* start MATERIAL SUPPLIED *

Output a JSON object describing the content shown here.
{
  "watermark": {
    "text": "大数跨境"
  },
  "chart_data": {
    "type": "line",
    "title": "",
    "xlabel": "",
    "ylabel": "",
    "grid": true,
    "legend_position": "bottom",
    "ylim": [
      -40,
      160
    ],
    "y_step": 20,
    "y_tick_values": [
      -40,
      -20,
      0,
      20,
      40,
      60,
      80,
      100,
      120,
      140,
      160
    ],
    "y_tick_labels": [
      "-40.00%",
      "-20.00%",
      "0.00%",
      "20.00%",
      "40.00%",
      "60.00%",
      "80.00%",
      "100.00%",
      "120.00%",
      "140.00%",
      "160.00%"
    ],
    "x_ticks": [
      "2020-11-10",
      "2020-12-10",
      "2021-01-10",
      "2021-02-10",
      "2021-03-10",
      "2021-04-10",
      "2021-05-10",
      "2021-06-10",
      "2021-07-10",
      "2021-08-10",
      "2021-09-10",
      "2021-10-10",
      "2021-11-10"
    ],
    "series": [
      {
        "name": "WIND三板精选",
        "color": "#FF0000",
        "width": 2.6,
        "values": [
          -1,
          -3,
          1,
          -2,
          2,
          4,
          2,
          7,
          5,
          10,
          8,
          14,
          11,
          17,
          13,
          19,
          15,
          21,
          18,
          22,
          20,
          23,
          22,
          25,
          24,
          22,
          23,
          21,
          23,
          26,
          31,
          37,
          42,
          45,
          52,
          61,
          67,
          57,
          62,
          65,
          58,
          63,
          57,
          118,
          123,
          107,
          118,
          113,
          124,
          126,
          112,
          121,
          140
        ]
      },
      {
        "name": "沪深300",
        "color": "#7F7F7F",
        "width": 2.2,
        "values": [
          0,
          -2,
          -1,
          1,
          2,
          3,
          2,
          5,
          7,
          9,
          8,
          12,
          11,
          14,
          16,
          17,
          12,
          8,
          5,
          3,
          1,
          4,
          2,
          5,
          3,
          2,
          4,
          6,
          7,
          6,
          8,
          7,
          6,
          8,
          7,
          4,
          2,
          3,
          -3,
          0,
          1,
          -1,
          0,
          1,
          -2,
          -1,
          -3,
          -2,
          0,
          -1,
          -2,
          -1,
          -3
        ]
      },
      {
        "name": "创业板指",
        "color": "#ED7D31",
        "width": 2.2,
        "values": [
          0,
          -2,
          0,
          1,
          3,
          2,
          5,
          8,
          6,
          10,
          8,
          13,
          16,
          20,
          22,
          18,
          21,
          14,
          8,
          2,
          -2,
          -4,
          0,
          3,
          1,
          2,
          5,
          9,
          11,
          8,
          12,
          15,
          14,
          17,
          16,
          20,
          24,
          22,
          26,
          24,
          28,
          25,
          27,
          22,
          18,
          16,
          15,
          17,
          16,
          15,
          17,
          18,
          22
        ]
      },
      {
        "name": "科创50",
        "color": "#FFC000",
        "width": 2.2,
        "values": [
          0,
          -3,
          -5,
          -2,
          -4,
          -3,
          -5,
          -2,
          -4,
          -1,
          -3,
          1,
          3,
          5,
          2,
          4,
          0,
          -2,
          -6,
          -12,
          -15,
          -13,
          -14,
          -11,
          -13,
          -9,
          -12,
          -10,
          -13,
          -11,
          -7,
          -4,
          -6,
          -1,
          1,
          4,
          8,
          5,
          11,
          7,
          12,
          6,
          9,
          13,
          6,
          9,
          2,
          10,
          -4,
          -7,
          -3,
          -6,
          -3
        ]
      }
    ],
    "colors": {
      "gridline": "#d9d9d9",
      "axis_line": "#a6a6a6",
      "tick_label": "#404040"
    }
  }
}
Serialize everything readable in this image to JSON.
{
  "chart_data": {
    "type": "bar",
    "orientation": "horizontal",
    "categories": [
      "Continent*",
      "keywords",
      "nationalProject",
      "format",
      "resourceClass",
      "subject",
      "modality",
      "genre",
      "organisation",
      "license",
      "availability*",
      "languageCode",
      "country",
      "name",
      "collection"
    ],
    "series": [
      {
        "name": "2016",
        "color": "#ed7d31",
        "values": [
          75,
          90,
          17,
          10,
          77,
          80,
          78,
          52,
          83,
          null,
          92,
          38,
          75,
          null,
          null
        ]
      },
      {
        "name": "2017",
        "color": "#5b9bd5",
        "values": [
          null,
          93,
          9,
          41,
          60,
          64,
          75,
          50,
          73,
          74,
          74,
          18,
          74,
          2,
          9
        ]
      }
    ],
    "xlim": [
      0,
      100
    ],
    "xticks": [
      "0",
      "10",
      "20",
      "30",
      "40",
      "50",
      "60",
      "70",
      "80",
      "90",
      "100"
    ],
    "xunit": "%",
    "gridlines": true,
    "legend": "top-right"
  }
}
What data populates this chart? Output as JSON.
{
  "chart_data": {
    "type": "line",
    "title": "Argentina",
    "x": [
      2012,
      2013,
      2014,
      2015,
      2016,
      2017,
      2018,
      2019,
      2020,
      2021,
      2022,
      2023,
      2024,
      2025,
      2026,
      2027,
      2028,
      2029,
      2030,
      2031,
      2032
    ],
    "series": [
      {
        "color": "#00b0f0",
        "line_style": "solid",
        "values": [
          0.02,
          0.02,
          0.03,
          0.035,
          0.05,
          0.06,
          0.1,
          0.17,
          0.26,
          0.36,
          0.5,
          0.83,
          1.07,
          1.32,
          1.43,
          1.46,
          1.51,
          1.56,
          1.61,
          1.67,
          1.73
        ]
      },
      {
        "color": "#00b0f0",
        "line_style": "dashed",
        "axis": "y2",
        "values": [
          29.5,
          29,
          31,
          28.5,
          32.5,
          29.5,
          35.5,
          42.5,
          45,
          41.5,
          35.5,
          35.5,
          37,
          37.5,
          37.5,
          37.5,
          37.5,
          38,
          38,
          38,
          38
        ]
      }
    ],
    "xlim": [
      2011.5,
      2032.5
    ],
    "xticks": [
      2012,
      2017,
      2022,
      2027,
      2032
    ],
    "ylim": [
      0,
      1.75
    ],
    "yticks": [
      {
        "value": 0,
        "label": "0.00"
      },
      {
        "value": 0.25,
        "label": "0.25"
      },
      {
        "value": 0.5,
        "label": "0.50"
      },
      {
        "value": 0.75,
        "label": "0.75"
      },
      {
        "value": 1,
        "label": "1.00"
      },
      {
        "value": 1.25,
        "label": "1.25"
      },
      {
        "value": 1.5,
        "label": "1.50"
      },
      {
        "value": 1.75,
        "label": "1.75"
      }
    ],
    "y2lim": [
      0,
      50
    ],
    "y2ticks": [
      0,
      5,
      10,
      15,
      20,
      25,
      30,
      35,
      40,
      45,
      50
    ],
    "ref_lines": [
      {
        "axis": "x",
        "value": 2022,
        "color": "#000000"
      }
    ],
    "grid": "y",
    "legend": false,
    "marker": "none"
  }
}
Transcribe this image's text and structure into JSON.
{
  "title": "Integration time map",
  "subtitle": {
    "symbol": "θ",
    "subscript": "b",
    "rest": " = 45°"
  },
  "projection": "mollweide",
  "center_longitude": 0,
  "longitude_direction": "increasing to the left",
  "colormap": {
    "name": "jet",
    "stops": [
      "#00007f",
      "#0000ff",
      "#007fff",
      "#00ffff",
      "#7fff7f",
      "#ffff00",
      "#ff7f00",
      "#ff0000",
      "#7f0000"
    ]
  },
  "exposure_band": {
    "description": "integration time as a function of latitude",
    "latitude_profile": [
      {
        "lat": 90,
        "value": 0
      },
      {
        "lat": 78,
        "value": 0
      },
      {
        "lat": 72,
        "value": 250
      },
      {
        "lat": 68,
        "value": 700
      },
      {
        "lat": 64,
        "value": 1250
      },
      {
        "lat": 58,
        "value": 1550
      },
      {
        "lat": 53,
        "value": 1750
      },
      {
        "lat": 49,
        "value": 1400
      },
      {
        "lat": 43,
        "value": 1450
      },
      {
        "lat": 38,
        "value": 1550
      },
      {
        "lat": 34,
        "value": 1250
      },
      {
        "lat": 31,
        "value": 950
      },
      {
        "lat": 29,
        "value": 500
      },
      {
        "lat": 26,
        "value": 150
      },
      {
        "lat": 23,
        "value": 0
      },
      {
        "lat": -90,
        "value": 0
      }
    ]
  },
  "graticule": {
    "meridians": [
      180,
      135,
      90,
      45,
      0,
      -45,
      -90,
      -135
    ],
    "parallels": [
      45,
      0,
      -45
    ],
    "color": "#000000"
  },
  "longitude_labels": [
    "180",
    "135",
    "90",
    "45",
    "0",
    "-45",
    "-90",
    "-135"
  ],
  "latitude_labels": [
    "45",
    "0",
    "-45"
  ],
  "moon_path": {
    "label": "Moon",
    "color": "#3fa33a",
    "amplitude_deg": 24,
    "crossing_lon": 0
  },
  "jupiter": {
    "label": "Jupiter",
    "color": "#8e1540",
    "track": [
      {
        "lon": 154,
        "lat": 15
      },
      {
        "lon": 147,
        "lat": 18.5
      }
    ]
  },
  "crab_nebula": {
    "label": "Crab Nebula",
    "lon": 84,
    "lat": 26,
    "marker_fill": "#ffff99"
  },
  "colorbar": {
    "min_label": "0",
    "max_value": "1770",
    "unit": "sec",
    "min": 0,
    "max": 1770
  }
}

* end MATERIAL SUPPLIED *

* _WHAT IS NEEDED_
In the material above, find the lines that contain "text" and show them.

* _RESPONSE TO THE EXERCISE_
    "text": "大数跨境"
Transcribe this image's text and structure into JSON.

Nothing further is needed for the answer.